:: Problem to solve ::
Nothing but the text of the records should come back; copy it exactly and leave the pictures out.

Entries from a page text dataset
########################################
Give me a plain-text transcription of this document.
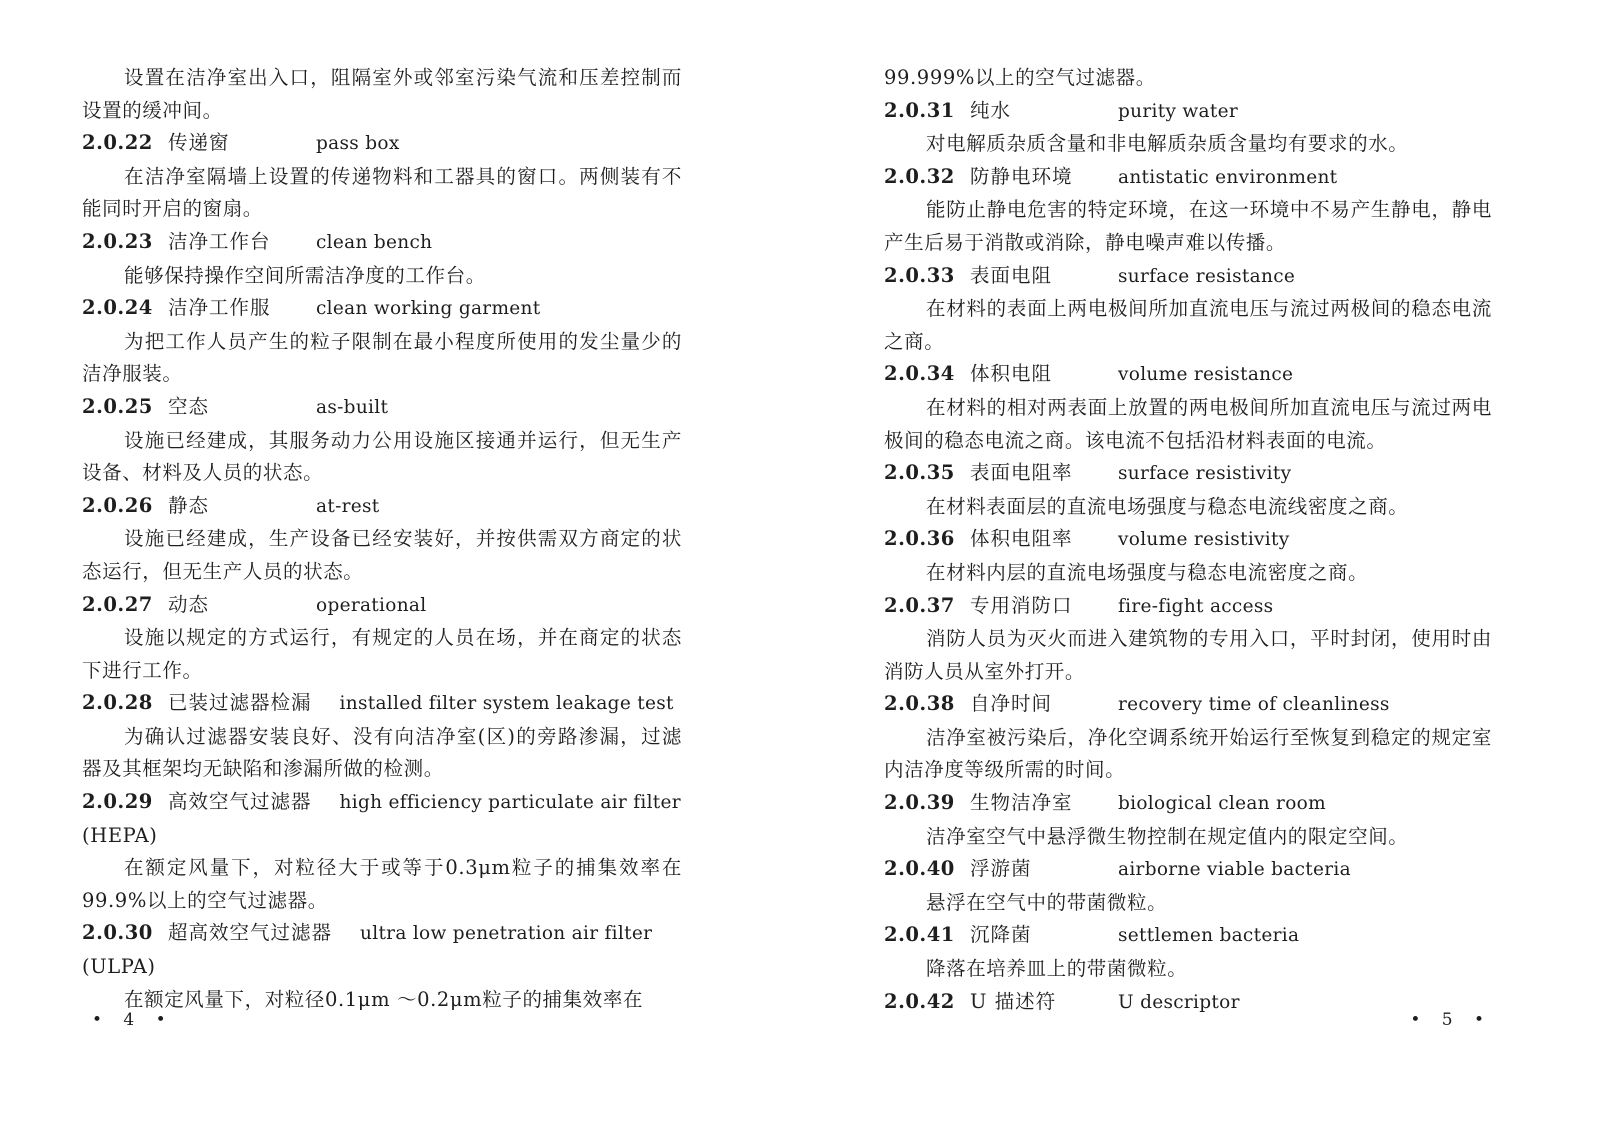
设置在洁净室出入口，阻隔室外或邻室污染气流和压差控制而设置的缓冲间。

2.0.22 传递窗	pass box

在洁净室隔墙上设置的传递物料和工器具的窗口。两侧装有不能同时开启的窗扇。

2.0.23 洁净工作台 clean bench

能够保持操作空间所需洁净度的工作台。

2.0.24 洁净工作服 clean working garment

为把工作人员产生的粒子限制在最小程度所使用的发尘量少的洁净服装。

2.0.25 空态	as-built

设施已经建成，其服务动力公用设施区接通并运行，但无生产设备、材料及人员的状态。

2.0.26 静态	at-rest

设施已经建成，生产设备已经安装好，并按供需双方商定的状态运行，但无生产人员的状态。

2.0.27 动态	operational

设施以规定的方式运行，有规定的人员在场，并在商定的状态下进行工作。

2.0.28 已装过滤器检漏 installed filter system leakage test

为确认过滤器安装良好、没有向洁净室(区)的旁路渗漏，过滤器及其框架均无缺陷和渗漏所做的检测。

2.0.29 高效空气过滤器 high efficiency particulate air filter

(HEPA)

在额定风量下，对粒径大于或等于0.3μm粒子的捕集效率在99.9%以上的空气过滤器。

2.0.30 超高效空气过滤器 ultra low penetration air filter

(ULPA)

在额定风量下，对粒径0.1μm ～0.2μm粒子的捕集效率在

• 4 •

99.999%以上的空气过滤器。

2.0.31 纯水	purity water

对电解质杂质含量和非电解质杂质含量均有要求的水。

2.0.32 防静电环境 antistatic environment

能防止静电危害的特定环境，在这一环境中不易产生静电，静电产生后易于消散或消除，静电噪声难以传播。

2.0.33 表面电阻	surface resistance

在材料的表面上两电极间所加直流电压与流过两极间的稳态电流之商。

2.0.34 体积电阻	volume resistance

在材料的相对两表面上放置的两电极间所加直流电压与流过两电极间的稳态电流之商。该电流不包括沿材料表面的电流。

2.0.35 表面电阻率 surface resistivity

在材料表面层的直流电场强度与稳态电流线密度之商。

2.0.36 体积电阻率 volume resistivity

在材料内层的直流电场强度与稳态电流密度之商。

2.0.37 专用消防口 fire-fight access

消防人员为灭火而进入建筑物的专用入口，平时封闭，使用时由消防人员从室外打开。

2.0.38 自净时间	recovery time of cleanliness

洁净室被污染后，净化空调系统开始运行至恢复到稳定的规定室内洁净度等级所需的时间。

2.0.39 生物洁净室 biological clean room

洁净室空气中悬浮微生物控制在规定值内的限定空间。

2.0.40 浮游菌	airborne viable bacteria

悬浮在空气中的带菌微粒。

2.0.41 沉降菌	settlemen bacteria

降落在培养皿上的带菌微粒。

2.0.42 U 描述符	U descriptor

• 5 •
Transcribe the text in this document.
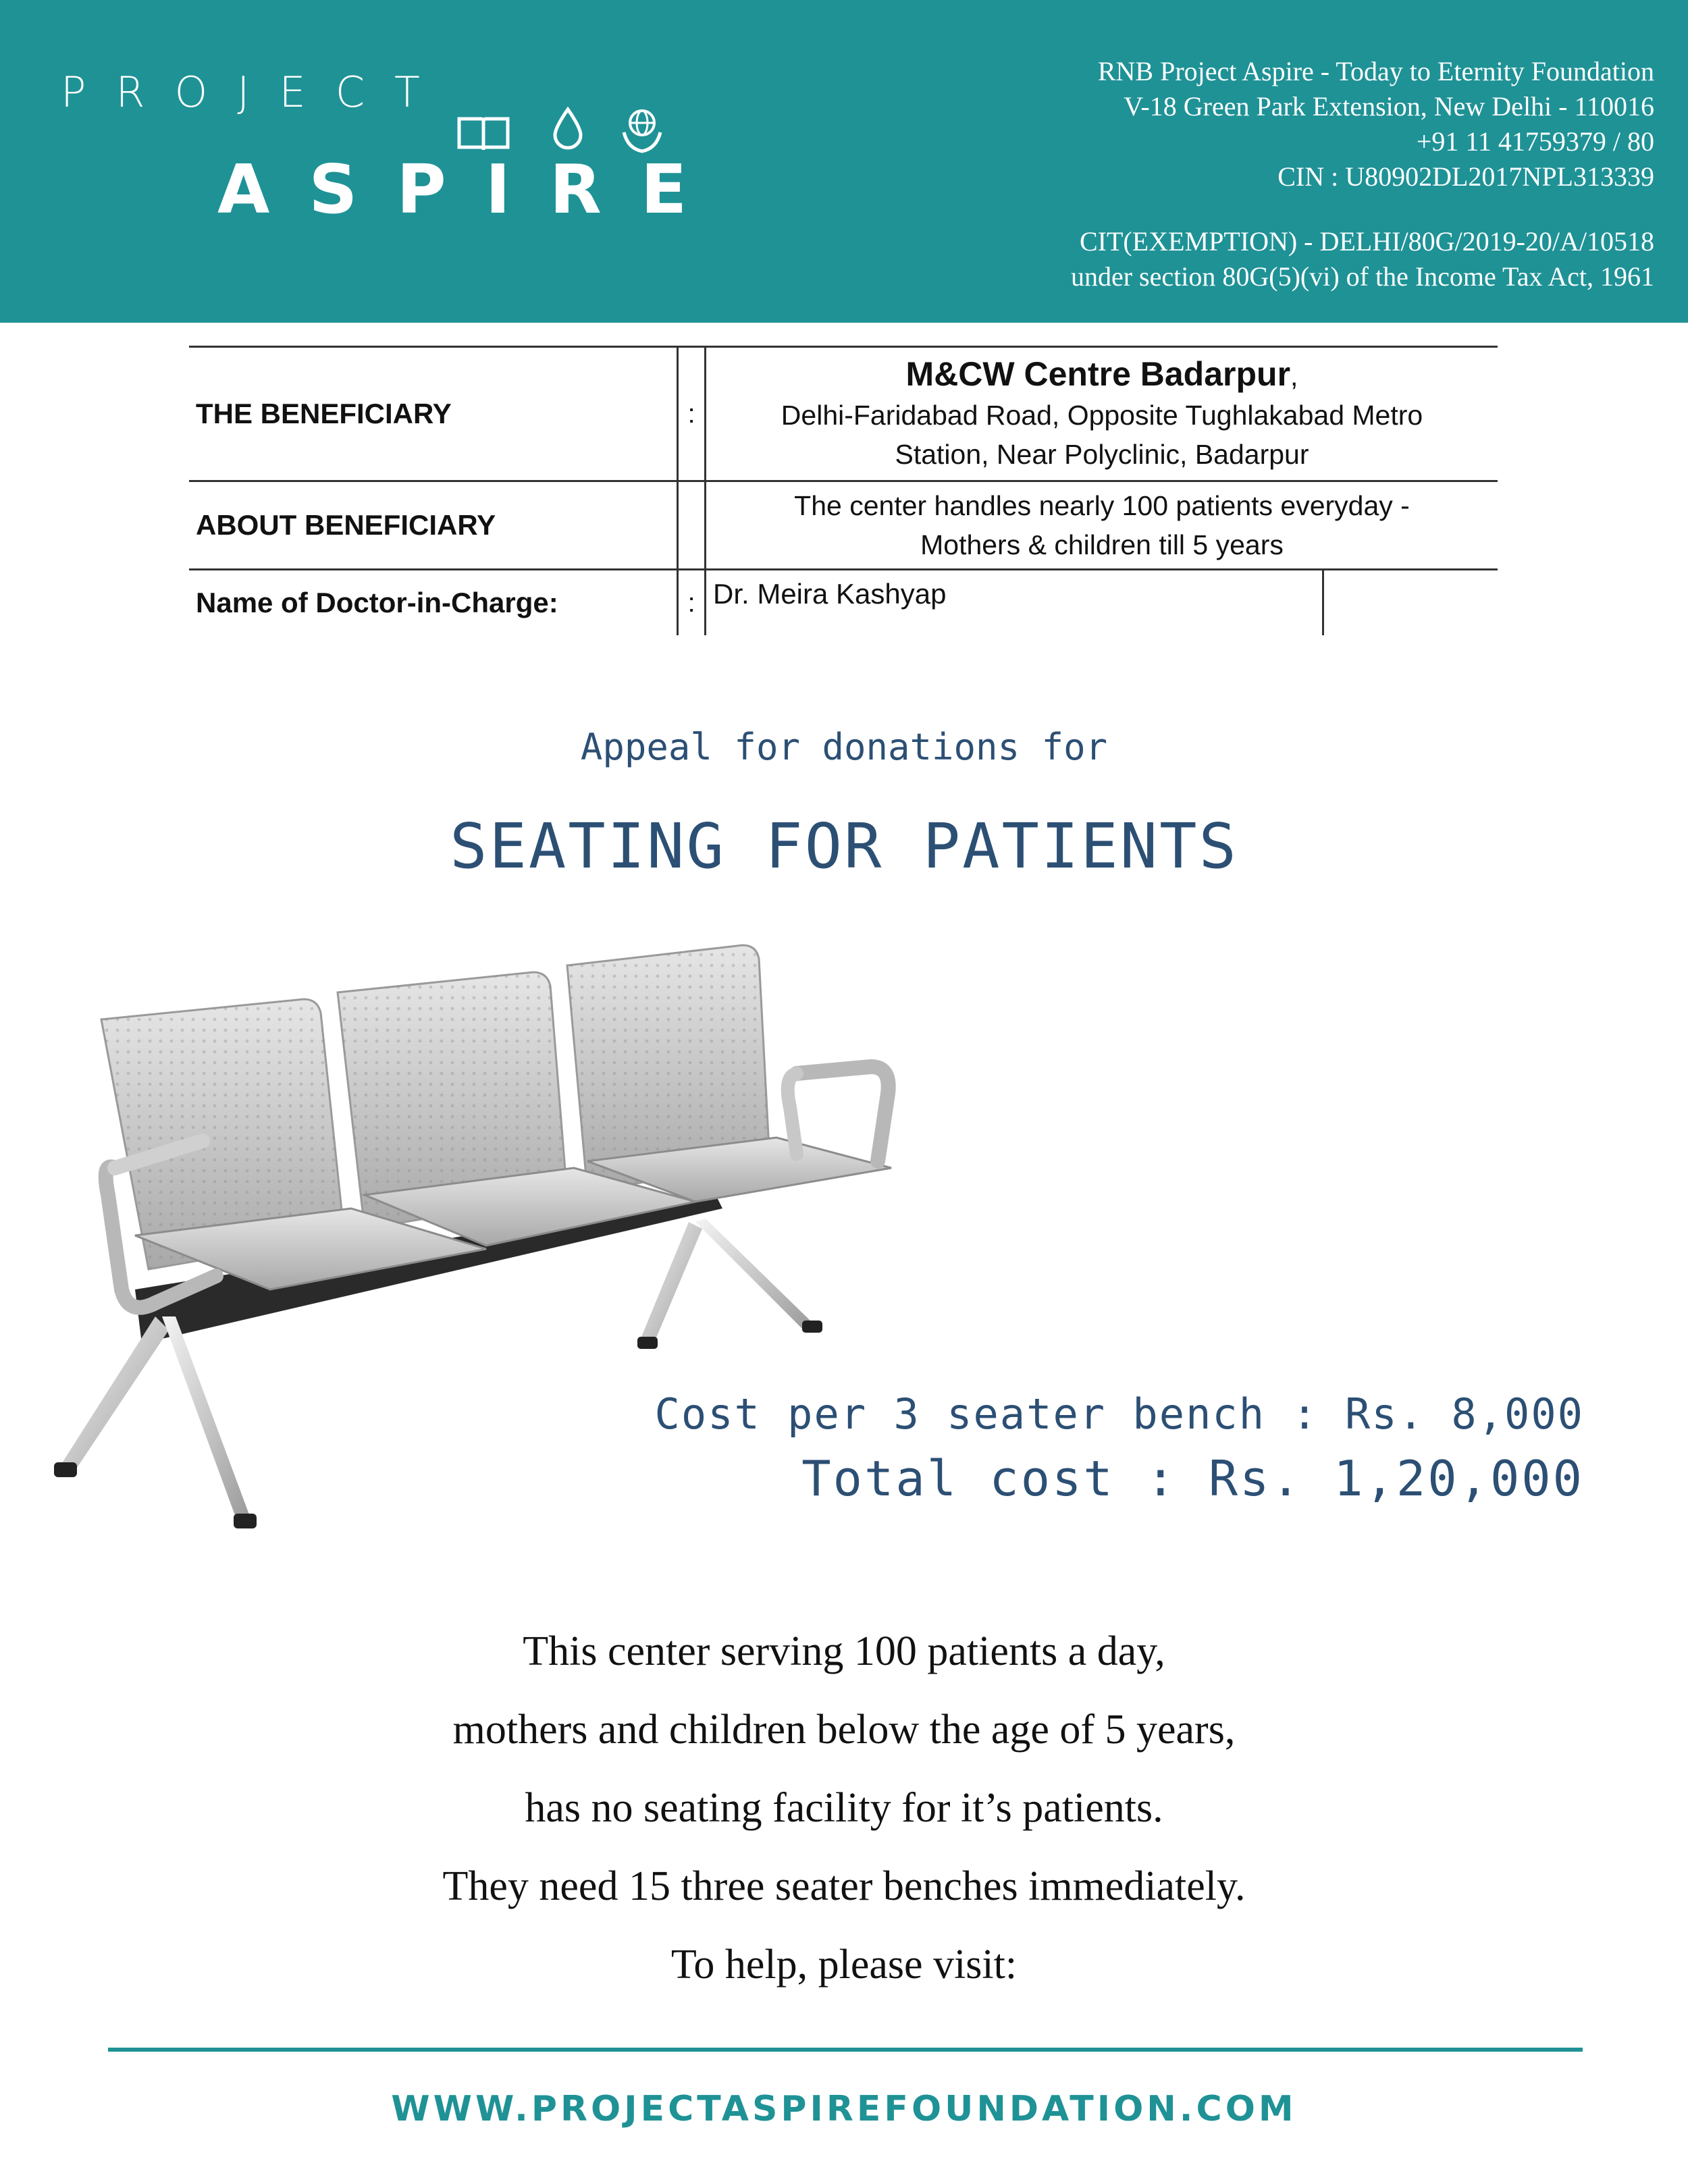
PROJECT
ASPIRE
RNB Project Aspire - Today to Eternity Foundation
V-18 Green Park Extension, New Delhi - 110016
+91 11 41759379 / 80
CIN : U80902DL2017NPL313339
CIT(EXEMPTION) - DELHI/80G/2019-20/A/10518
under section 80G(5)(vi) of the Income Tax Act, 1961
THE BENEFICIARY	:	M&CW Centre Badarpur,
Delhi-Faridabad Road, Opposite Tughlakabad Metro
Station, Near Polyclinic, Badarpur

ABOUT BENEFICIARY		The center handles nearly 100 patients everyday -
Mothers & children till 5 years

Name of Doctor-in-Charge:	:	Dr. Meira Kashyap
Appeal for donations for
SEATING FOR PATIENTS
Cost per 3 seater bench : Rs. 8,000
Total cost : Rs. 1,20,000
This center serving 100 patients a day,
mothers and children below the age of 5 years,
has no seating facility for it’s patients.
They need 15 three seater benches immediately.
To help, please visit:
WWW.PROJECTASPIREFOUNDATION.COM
########################################
:: Result of the task ::
Give me a plain-text transcription of this document.
设置在洁净室出入口，阻隔室外或邻室污染气流和压差控制而设置的缓冲间。

2.0.22 传递窗	pass box

在洁净室隔墙上设置的传递物料和工器具的窗口。两侧装有不能同时开启的窗扇。

2.0.23 洁净工作台 clean bench

能够保持操作空间所需洁净度的工作台。

2.0.24 洁净工作服 clean working garment

为把工作人员产生的粒子限制在最小程度所使用的发尘量少的洁净服装。

2.0.25 空态	as-built

设施已经建成，其服务动力公用设施区接通并运行，但无生产设备、材料及人员的状态。

2.0.26 静态	at-rest

设施已经建成，生产设备已经安装好，并按供需双方商定的状态运行，但无生产人员的状态。

2.0.27 动态	operational

设施以规定的方式运行，有规定的人员在场，并在商定的状态下进行工作。

2.0.28 已装过滤器检漏 installed filter system leakage test

为确认过滤器安装良好、没有向洁净室(区)的旁路渗漏，过滤器及其框架均无缺陷和渗漏所做的检测。

2.0.29 高效空气过滤器 high efficiency particulate air filter

(HEPA)

在额定风量下，对粒径大于或等于0.3μm粒子的捕集效率在99.9%以上的空气过滤器。

2.0.30 超高效空气过滤器 ultra low penetration air filter

(ULPA)

在额定风量下，对粒径0.1μm ～0.2μm粒子的捕集效率在

• 4 •

99.999%以上的空气过滤器。

2.0.31 纯水	purity water

对电解质杂质含量和非电解质杂质含量均有要求的水。

2.0.32 防静电环境 antistatic environment

能防止静电危害的特定环境，在这一环境中不易产生静电，静电产生后易于消散或消除，静电噪声难以传播。

2.0.33 表面电阻	surface resistance

在材料的表面上两电极间所加直流电压与流过两极间的稳态电流之商。

2.0.34 体积电阻	volume resistance

在材料的相对两表面上放置的两电极间所加直流电压与流过两电极间的稳态电流之商。该电流不包括沿材料表面的电流。

2.0.35 表面电阻率 surface resistivity

在材料表面层的直流电场强度与稳态电流线密度之商。

2.0.36 体积电阻率 volume resistivity

在材料内层的直流电场强度与稳态电流密度之商。

2.0.37 专用消防口 fire-fight access

消防人员为灭火而进入建筑物的专用入口，平时封闭，使用时由消防人员从室外打开。

2.0.38 自净时间	recovery time of cleanliness

洁净室被污染后，净化空调系统开始运行至恢复到稳定的规定室内洁净度等级所需的时间。

2.0.39 生物洁净室 biological clean room

洁净室空气中悬浮微生物控制在规定值内的限定空间。

2.0.40 浮游菌	airborne viable bacteria

悬浮在空气中的带菌微粒。

2.0.41 沉降菌	settlemen bacteria

降落在培养皿上的带菌微粒。

2.0.42 U 描述符	U descriptor

• 5 •
Transcribe the text in this document.
PROJECT
ASPIRE
RNB Project Aspire - Today to Eternity Foundation
V-18 Green Park Extension, New Delhi - 110016
+91 11 41759379 / 80
CIN : U80902DL2017NPL313339
CIT(EXEMPTION) - DELHI/80G/2019-20/A/10518
under section 80G(5)(vi) of the Income Tax Act, 1961
THE BENEFICIARY	:	M&CW Centre Badarpur,
Delhi-Faridabad Road, Opposite Tughlakabad Metro
Station, Near Polyclinic, Badarpur

ABOUT BENEFICIARY		The center handles nearly 100 patients everyday -
Mothers & children till 5 years

Name of Doctor-in-Charge:	:	Dr. Meira Kashyap
Appeal for donations for
SEATING FOR PATIENTS
Cost per 3 seater bench : Rs. 8,000
Total cost : Rs. 1,20,000
This center serving 100 patients a day,
mothers and children below the age of 5 years,
has no seating facility for it’s patients.
They need 15 three seater benches immediately.
To help, please visit:
WWW.PROJECTASPIREFOUNDATION.COM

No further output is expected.